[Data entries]

========

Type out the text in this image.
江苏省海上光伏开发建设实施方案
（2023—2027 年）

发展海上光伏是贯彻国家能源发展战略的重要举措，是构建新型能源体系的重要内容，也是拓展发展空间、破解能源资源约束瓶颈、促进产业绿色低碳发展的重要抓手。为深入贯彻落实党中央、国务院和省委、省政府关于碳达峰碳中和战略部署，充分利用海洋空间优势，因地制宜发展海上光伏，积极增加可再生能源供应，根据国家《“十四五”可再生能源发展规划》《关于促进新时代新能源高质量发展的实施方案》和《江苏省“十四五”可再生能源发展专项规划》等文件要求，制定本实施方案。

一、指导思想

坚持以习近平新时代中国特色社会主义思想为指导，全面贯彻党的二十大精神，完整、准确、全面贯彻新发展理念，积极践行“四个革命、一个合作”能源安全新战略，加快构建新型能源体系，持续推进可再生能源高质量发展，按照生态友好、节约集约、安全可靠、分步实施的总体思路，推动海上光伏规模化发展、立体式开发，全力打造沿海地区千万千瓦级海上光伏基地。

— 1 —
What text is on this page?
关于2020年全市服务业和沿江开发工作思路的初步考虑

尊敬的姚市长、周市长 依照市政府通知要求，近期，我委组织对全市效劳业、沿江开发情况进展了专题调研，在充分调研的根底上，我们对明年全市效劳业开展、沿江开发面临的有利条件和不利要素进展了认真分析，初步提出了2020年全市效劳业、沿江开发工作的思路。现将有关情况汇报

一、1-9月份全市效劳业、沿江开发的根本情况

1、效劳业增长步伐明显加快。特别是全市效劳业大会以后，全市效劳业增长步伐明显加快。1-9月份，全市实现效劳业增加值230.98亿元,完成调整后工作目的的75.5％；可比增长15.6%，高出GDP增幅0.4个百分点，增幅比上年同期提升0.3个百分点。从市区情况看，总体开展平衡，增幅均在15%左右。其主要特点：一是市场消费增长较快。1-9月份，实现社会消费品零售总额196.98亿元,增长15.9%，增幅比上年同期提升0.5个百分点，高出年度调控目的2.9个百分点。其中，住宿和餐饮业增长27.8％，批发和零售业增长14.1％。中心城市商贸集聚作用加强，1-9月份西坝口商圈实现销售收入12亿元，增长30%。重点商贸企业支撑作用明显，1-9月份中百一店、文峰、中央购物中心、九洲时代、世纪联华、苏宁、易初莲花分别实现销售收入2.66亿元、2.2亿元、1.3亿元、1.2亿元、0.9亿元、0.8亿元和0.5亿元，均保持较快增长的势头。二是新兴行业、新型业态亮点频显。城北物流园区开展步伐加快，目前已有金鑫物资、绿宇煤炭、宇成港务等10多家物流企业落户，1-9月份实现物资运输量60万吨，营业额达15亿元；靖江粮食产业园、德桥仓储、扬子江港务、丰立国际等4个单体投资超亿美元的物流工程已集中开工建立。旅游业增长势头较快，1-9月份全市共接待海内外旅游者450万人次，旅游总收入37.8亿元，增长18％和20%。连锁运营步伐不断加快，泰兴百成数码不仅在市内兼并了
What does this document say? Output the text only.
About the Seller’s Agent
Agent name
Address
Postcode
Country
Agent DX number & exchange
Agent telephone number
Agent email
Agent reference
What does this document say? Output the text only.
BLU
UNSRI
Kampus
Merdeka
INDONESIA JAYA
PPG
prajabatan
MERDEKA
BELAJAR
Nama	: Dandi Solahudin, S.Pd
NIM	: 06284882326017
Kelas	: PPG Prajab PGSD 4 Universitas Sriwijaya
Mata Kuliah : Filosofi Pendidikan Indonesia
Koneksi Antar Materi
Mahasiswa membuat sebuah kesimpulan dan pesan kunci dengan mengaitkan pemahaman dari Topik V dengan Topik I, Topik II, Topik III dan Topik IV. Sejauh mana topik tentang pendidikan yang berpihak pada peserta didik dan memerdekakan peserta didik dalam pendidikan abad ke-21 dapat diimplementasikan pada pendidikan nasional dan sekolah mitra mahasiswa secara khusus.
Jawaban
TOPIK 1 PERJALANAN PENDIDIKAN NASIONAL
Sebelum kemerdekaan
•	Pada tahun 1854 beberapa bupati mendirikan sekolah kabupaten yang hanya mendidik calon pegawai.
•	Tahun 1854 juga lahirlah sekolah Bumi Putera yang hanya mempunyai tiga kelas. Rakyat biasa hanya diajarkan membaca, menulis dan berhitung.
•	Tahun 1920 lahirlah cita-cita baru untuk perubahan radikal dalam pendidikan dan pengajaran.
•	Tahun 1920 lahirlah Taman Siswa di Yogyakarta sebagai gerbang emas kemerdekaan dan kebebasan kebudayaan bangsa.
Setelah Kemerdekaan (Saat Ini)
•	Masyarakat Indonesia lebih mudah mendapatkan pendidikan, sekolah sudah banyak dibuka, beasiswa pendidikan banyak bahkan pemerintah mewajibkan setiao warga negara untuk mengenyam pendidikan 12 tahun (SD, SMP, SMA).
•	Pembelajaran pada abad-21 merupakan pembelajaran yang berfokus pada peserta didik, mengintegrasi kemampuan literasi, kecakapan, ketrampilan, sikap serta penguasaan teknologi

========

Which lines hold the word "number"? Copy every one of them.

Agent DX number & exchange
Agent telephone number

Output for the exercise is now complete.